**WORK TO DO**
Write every entry out again exactly, please, and skip the pictures.

Collected data entries:
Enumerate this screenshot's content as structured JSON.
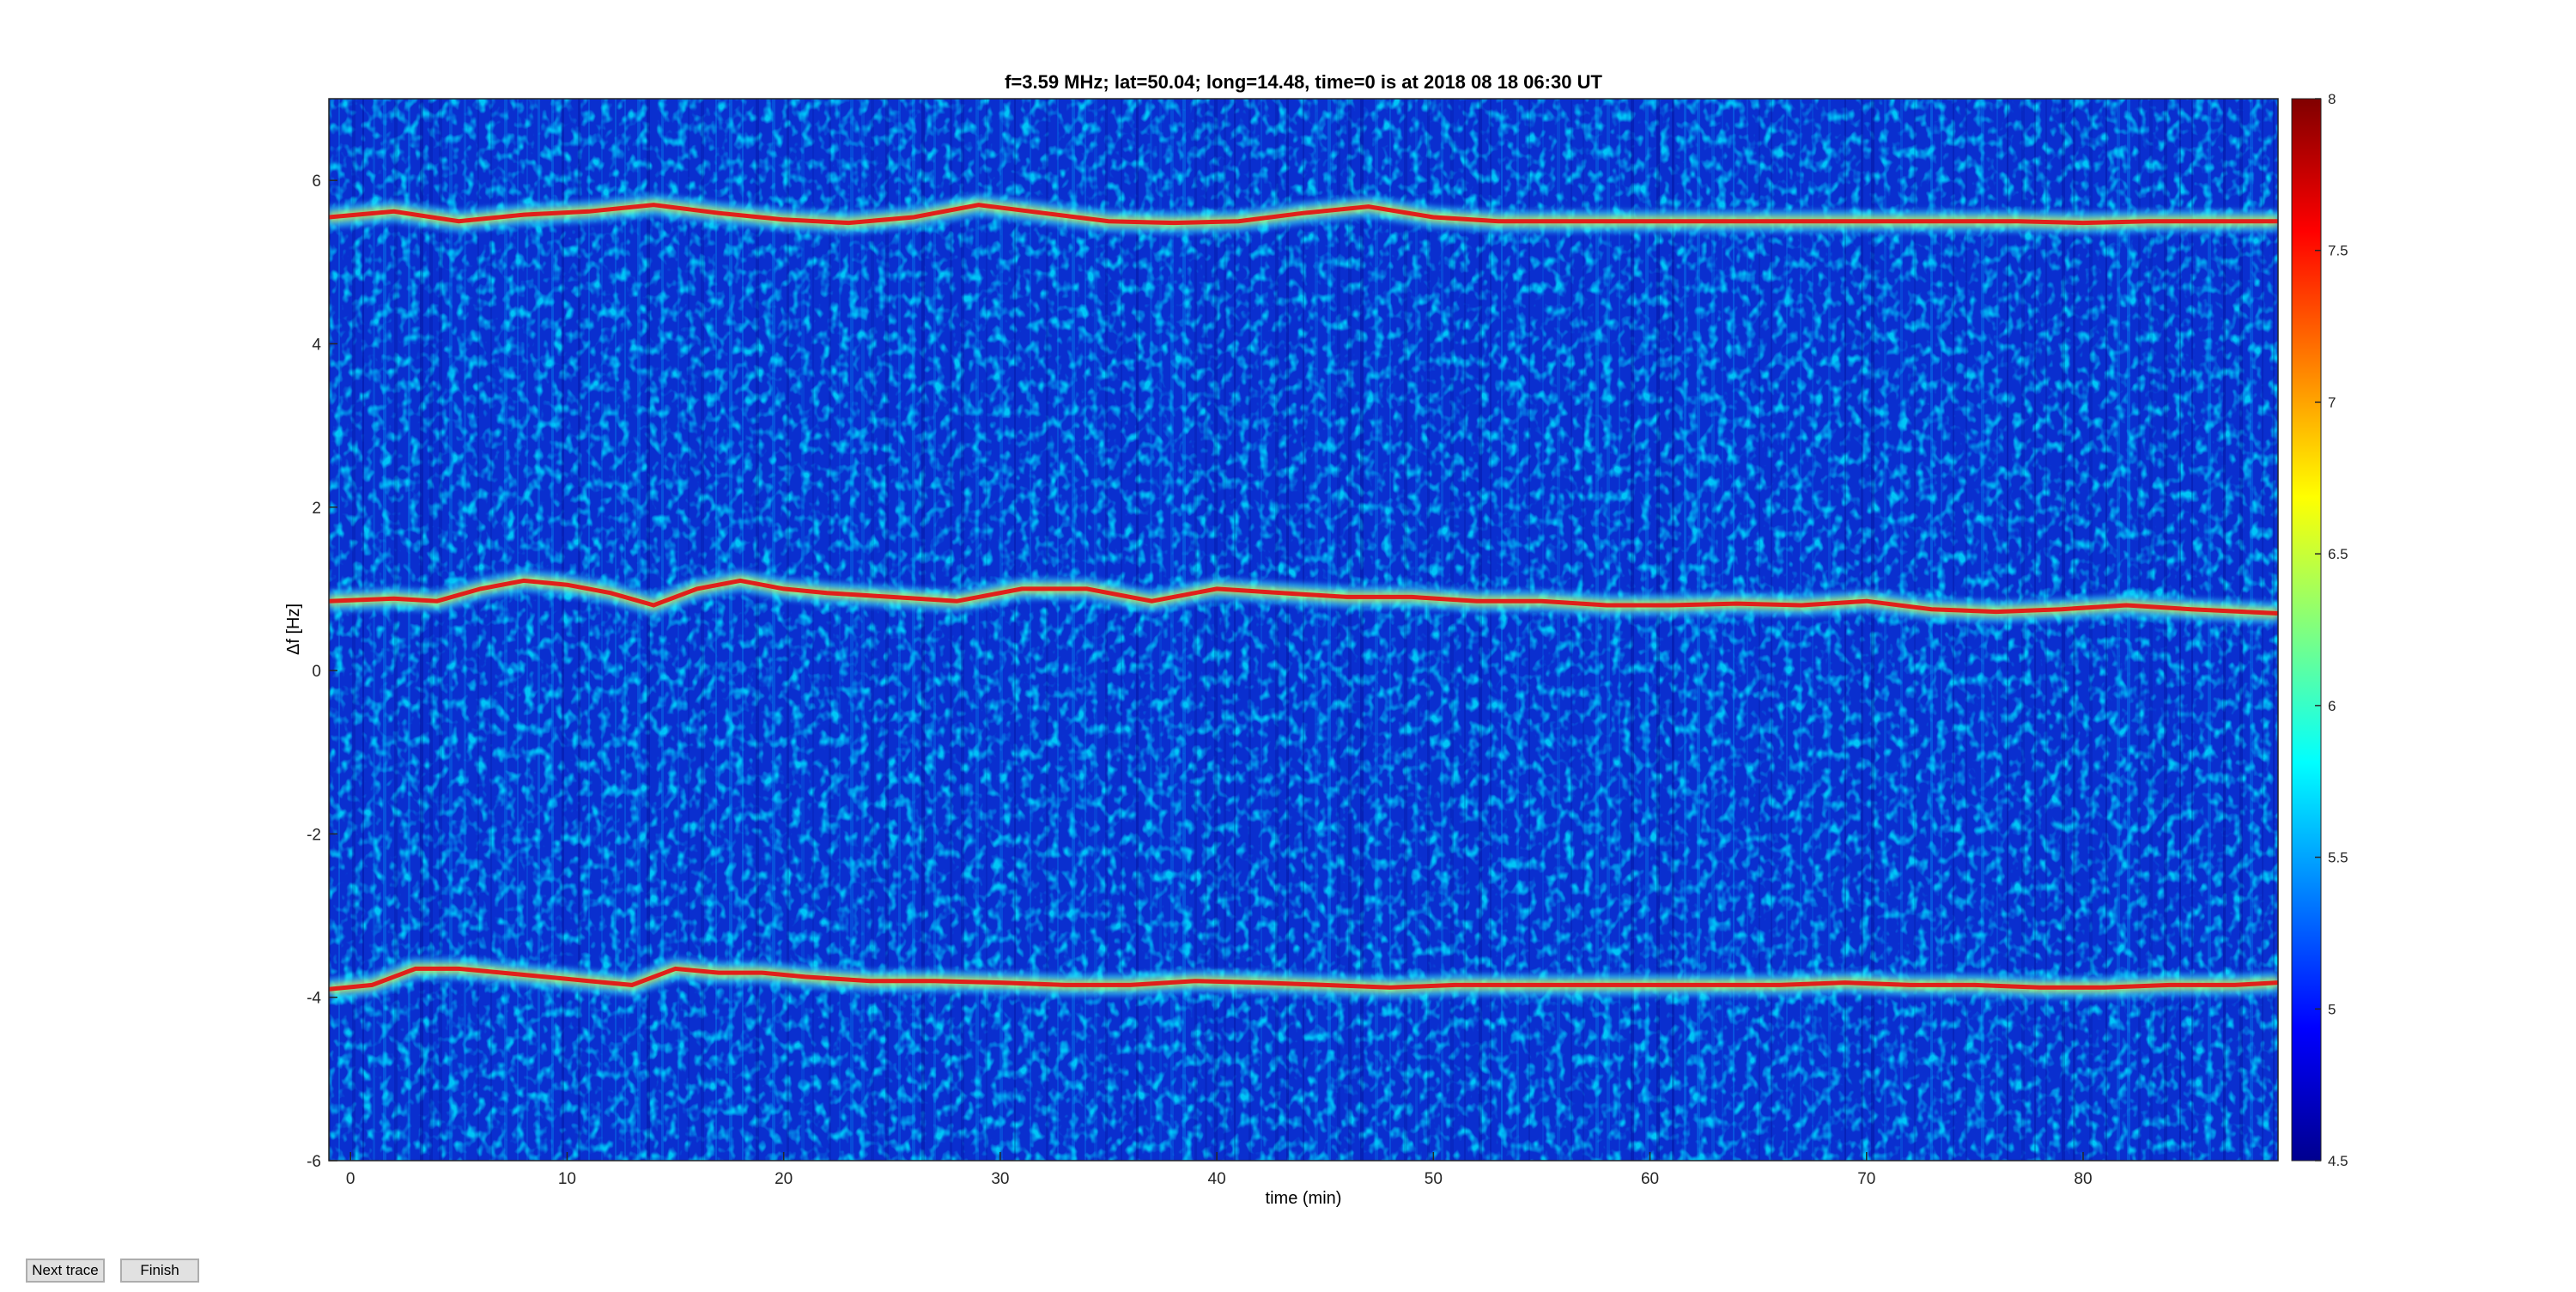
{
  "chart_data": {
    "type": "heatmap",
    "title": "f=3.59 MHz;  lat=50.04; long=14.48, time=0 is at 2018 08 18 06:30 UT",
    "xlabel": "time (min)",
    "ylabel": "Δf [Hz]",
    "xlim": [
      -1,
      89
    ],
    "ylim": [
      -6,
      7
    ],
    "xticks": [
      0,
      10,
      20,
      30,
      40,
      50,
      60,
      70,
      80
    ],
    "yticks": [
      -6,
      -4,
      -2,
      0,
      2,
      4,
      6
    ],
    "colorbar": {
      "clim": [
        4.5,
        8
      ],
      "ticks": [
        4.5,
        5,
        5.5,
        6,
        6.5,
        7,
        7.5,
        8
      ],
      "colormap": "jet"
    },
    "series": [
      {
        "x": [
          -1,
          2,
          5,
          8,
          11,
          14,
          17,
          20,
          23,
          26,
          29,
          32,
          35,
          38,
          41,
          44,
          47,
          50,
          53,
          56,
          59,
          62,
          65,
          68,
          71,
          74,
          77,
          80,
          83,
          86,
          89
        ],
        "y": [
          5.55,
          5.62,
          5.5,
          5.58,
          5.62,
          5.7,
          5.6,
          5.52,
          5.48,
          5.55,
          5.7,
          5.6,
          5.5,
          5.48,
          5.5,
          5.6,
          5.68,
          5.55,
          5.5,
          5.5,
          5.5,
          5.5,
          5.5,
          5.5,
          5.5,
          5.5,
          5.5,
          5.48,
          5.5,
          5.5,
          5.5
        ]
      },
      {
        "x": [
          -1,
          2,
          4,
          6,
          8,
          10,
          12,
          14,
          16,
          18,
          20,
          22,
          25,
          28,
          31,
          34,
          37,
          40,
          43,
          46,
          49,
          52,
          55,
          58,
          61,
          64,
          67,
          70,
          73,
          76,
          79,
          82,
          85,
          89
        ],
        "y": [
          0.85,
          0.88,
          0.85,
          1.0,
          1.1,
          1.05,
          0.95,
          0.8,
          1.0,
          1.1,
          1.0,
          0.95,
          0.9,
          0.85,
          1.0,
          1.0,
          0.85,
          1.0,
          0.95,
          0.9,
          0.9,
          0.85,
          0.85,
          0.8,
          0.8,
          0.82,
          0.8,
          0.85,
          0.75,
          0.72,
          0.75,
          0.8,
          0.75,
          0.7
        ]
      },
      {
        "x": [
          -1,
          1,
          3,
          5,
          7,
          9,
          11,
          13,
          15,
          17,
          19,
          21,
          24,
          27,
          30,
          33,
          36,
          39,
          42,
          45,
          48,
          51,
          54,
          57,
          60,
          63,
          66,
          69,
          72,
          75,
          78,
          81,
          84,
          87,
          89
        ],
        "y": [
          -3.9,
          -3.85,
          -3.65,
          -3.65,
          -3.7,
          -3.75,
          -3.8,
          -3.85,
          -3.65,
          -3.7,
          -3.7,
          -3.75,
          -3.8,
          -3.8,
          -3.82,
          -3.85,
          -3.85,
          -3.8,
          -3.82,
          -3.85,
          -3.88,
          -3.85,
          -3.85,
          -3.85,
          -3.85,
          -3.85,
          -3.85,
          -3.82,
          -3.85,
          -3.85,
          -3.88,
          -3.88,
          -3.85,
          -3.85,
          -3.82
        ]
      }
    ]
  },
  "buttons": {
    "next_label": "Next trace",
    "finish_label": "Finish"
  }
}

**SOLUTION FOR THIS EXERCISE**
Enumerate this screenshot's content as structured JSON.
{
  "chart_data": {
    "type": "heatmap",
    "title": "f=3.59 MHz;  lat=50.04; long=14.48, time=0 is at 2018 08 18 06:30 UT",
    "xlabel": "time (min)",
    "ylabel": "Δf [Hz]",
    "xlim": [
      -1,
      89
    ],
    "ylim": [
      -6,
      7
    ],
    "xticks": [
      0,
      10,
      20,
      30,
      40,
      50,
      60,
      70,
      80
    ],
    "yticks": [
      -6,
      -4,
      -2,
      0,
      2,
      4,
      6
    ],
    "colorbar": {
      "clim": [
        4.5,
        8
      ],
      "ticks": [
        4.5,
        5,
        5.5,
        6,
        6.5,
        7,
        7.5,
        8
      ],
      "colormap": "jet"
    },
    "series": [
      {
        "x": [
          -1,
          2,
          5,
          8,
          11,
          14,
          17,
          20,
          23,
          26,
          29,
          32,
          35,
          38,
          41,
          44,
          47,
          50,
          53,
          56,
          59,
          62,
          65,
          68,
          71,
          74,
          77,
          80,
          83,
          86,
          89
        ],
        "y": [
          5.55,
          5.62,
          5.5,
          5.58,
          5.62,
          5.7,
          5.6,
          5.52,
          5.48,
          5.55,
          5.7,
          5.6,
          5.5,
          5.48,
          5.5,
          5.6,
          5.68,
          5.55,
          5.5,
          5.5,
          5.5,
          5.5,
          5.5,
          5.5,
          5.5,
          5.5,
          5.5,
          5.48,
          5.5,
          5.5,
          5.5
        ]
      },
      {
        "x": [
          -1,
          2,
          4,
          6,
          8,
          10,
          12,
          14,
          16,
          18,
          20,
          22,
          25,
          28,
          31,
          34,
          37,
          40,
          43,
          46,
          49,
          52,
          55,
          58,
          61,
          64,
          67,
          70,
          73,
          76,
          79,
          82,
          85,
          89
        ],
        "y": [
          0.85,
          0.88,
          0.85,
          1.0,
          1.1,
          1.05,
          0.95,
          0.8,
          1.0,
          1.1,
          1.0,
          0.95,
          0.9,
          0.85,
          1.0,
          1.0,
          0.85,
          1.0,
          0.95,
          0.9,
          0.9,
          0.85,
          0.85,
          0.8,
          0.8,
          0.82,
          0.8,
          0.85,
          0.75,
          0.72,
          0.75,
          0.8,
          0.75,
          0.7
        ]
      },
      {
        "x": [
          -1,
          1,
          3,
          5,
          7,
          9,
          11,
          13,
          15,
          17,
          19,
          21,
          24,
          27,
          30,
          33,
          36,
          39,
          42,
          45,
          48,
          51,
          54,
          57,
          60,
          63,
          66,
          69,
          72,
          75,
          78,
          81,
          84,
          87,
          89
        ],
        "y": [
          -3.9,
          -3.85,
          -3.65,
          -3.65,
          -3.7,
          -3.75,
          -3.8,
          -3.85,
          -3.65,
          -3.7,
          -3.7,
          -3.75,
          -3.8,
          -3.8,
          -3.82,
          -3.85,
          -3.85,
          -3.8,
          -3.82,
          -3.85,
          -3.88,
          -3.85,
          -3.85,
          -3.85,
          -3.85,
          -3.85,
          -3.85,
          -3.82,
          -3.85,
          -3.85,
          -3.88,
          -3.88,
          -3.85,
          -3.85,
          -3.82
        ]
      }
    ]
  },
  "buttons": {
    "next_label": "Next trace",
    "finish_label": "Finish"
  }
}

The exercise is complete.